Task instructions: Write out the entries in the stretch from "x-tick-label: Apr-20 <box>114" through "x-tick-label: Oct-21 <box>1070" again, substituting "column" for "bar" and leaving everything else unchanged.

Dataset records:
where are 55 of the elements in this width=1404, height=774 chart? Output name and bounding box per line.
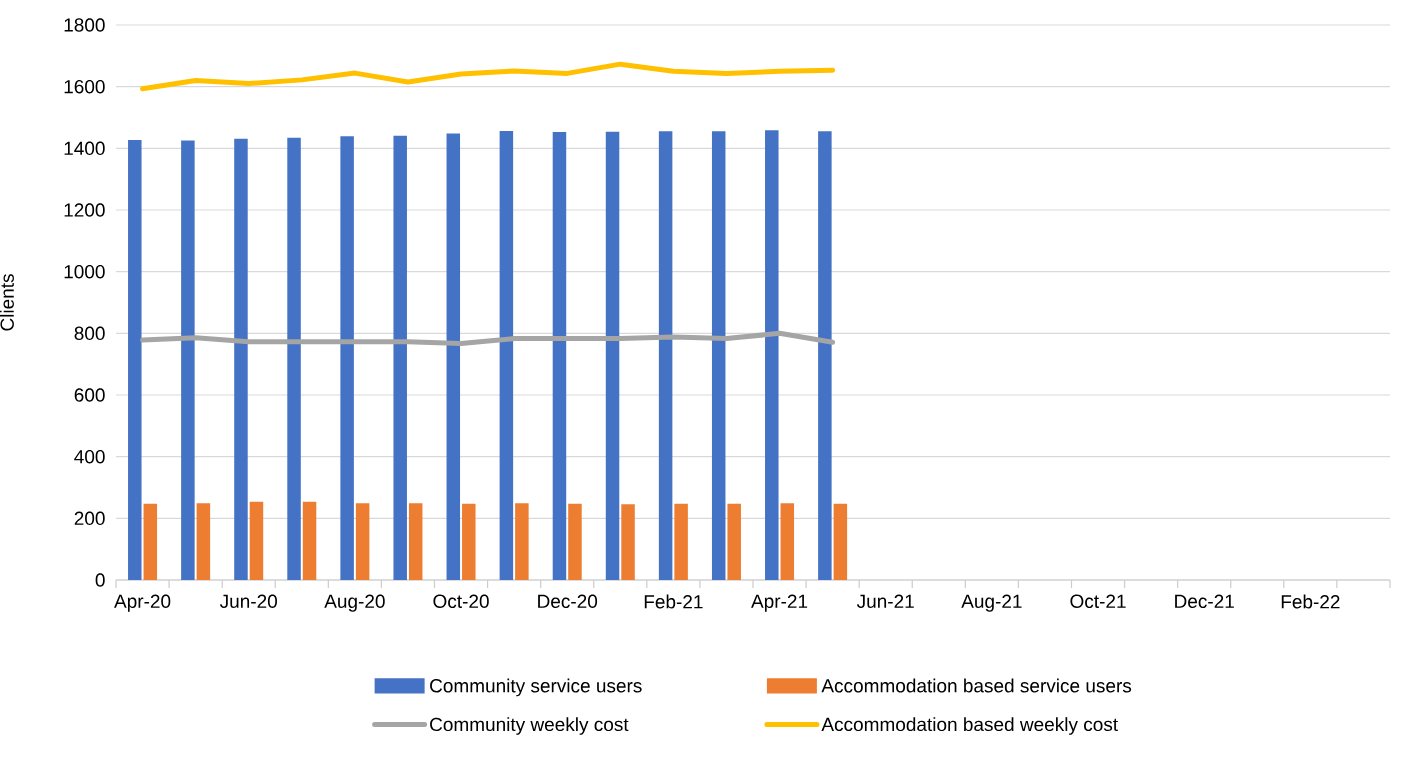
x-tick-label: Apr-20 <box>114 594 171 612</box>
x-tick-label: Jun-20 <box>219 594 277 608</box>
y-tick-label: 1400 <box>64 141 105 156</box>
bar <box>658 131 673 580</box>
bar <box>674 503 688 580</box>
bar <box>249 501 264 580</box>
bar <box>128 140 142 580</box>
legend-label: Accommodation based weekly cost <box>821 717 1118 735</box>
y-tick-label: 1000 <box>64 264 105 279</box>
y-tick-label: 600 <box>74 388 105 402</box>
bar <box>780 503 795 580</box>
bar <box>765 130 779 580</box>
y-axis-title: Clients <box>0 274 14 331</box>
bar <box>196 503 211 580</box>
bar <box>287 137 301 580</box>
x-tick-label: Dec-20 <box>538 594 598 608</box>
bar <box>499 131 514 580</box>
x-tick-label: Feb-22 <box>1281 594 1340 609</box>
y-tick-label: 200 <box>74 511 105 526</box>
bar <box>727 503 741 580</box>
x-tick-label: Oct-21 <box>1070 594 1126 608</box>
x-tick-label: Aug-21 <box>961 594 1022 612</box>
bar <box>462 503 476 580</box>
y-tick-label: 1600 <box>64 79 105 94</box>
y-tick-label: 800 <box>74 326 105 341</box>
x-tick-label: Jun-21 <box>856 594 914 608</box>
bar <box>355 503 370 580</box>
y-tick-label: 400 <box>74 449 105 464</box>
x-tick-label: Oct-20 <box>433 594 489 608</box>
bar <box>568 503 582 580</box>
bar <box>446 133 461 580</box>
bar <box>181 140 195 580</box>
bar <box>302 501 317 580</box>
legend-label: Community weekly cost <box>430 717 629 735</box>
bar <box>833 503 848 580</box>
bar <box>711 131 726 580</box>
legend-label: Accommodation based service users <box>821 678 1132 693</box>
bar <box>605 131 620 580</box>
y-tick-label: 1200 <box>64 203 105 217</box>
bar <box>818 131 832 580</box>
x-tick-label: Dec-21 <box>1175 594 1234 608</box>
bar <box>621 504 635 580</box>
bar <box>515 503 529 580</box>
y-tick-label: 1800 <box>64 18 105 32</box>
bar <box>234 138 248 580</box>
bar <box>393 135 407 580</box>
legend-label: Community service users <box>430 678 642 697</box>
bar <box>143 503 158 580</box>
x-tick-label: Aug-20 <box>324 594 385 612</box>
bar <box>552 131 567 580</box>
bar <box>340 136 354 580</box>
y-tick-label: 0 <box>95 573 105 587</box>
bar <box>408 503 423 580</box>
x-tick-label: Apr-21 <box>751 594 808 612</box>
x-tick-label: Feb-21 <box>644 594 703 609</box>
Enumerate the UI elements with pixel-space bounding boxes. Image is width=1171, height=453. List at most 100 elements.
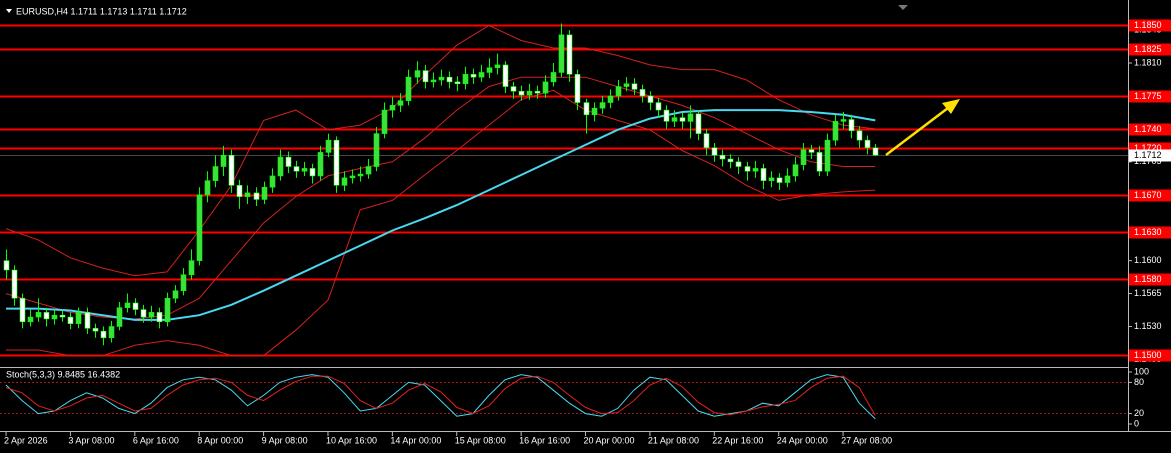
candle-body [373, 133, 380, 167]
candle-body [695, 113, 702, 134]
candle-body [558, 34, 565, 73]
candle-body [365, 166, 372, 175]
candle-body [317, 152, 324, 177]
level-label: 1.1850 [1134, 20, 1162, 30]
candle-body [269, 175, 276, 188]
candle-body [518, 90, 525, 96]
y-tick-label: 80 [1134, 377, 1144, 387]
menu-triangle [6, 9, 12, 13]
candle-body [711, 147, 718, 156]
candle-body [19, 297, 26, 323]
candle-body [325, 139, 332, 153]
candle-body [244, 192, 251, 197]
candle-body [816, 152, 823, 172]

Solution to the problem:
x-tick-label: Apr-20 <box>114 594 171 612</box>
x-tick-label: Jun-20 <box>219 594 277 608</box>
y-tick-label: 1400 <box>64 141 105 156</box>
column <box>658 131 673 580</box>
column <box>674 503 688 580</box>
column <box>249 501 264 580</box>
column <box>128 140 142 580</box>
legend-label: Accommodation based weekly cost <box>821 717 1118 735</box>
y-tick-label: 1000 <box>64 264 105 279</box>
y-tick-label: 600 <box>74 388 105 402</box>
column <box>780 503 795 580</box>
column <box>765 130 779 580</box>
y-axis-title: Clients <box>0 274 14 331</box>
column <box>196 503 211 580</box>
column <box>287 137 301 580</box>
x-tick-label: Dec-20 <box>538 594 598 608</box>
column <box>499 131 514 580</box>
x-tick-label: Feb-22 <box>1281 594 1340 609</box>
y-tick-label: 200 <box>74 511 105 526</box>
column <box>727 503 741 580</box>
x-tick-label: Oct-21 <box>1070 594 1126 608</box>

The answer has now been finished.